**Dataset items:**
━━━━━━━━━━━━━━━━━━━━

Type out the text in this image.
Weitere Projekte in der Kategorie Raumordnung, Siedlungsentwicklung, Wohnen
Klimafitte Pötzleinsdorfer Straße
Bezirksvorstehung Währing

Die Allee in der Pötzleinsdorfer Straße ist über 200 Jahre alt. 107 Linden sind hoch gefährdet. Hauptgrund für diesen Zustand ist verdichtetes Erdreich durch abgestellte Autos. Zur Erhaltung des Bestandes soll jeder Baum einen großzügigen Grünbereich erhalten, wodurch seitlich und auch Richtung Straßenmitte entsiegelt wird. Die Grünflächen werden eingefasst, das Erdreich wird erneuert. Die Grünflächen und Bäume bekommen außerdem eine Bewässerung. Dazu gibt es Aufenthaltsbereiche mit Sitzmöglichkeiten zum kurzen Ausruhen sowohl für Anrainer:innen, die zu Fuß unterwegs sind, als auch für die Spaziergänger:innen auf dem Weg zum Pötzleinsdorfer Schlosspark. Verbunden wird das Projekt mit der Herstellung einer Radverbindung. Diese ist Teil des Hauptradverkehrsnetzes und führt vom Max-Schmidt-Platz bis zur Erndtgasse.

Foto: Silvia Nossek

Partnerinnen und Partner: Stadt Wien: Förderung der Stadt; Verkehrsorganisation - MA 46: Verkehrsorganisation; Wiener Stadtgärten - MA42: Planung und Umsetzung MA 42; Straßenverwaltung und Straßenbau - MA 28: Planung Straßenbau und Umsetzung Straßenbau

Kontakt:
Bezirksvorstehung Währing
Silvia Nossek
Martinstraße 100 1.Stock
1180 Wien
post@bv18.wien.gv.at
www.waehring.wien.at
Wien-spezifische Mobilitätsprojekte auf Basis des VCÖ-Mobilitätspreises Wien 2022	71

━━━━━━━━━━━━━━━━━━━━

Go through the material above line by line and copy it exactly.

Type out the text in this image.
Weitere Projekte in der Kategorie Raumordnung, Siedlungsentwicklung, Wohnen
Klimafitte Pötzleinsdorfer Straße
Bezirksvorstehung Währing

Die Allee in der Pötzleinsdorfer Straße ist über 200 Jahre alt. 107 Linden sind hoch gefährdet. Hauptgrund für diesen Zustand ist verdichtetes Erdreich durch abgestellte Autos. Zur Erhaltung des Bestandes soll jeder Baum einen großzügigen Grünbereich erhalten, wodurch seitlich und auch Richtung Straßenmitte entsiegelt wird. Die Grünflächen werden eingefasst, das Erdreich wird erneuert. Die Grünflächen und Bäume bekommen außerdem eine Bewässerung. Dazu gibt es Aufenthaltsbereiche mit Sitzmöglichkeiten zum kurzen Ausruhen sowohl für Anrainer:innen, die zu Fuß unterwegs sind, als auch für die Spaziergänger:innen auf dem Weg zum Pötzleinsdorfer Schlosspark. Verbunden wird das Projekt mit der Herstellung einer Radverbindung. Diese ist Teil des Hauptradverkehrsnetzes und führt vom Max-Schmidt-Platz bis zur Erndtgasse.

Foto: Silvia Nossek

Partnerinnen und Partner: Stadt Wien: Förderung der Stadt; Verkehrsorganisation - MA 46: Verkehrsorganisation; Wiener Stadtgärten - MA42: Planung und Umsetzung MA 42; Straßenverwaltung und Straßenbau - MA 28: Planung Straßenbau und Umsetzung Straßenbau

Kontakt:
Bezirksvorstehung Währing
Silvia Nossek
Martinstraße 100 1.Stock
1180 Wien
post@bv18.wien.gv.at
www.waehring.wien.at
Wien-spezifische Mobilitätsprojekte auf Basis des VCÖ-Mobilitätspreises Wien 2022	71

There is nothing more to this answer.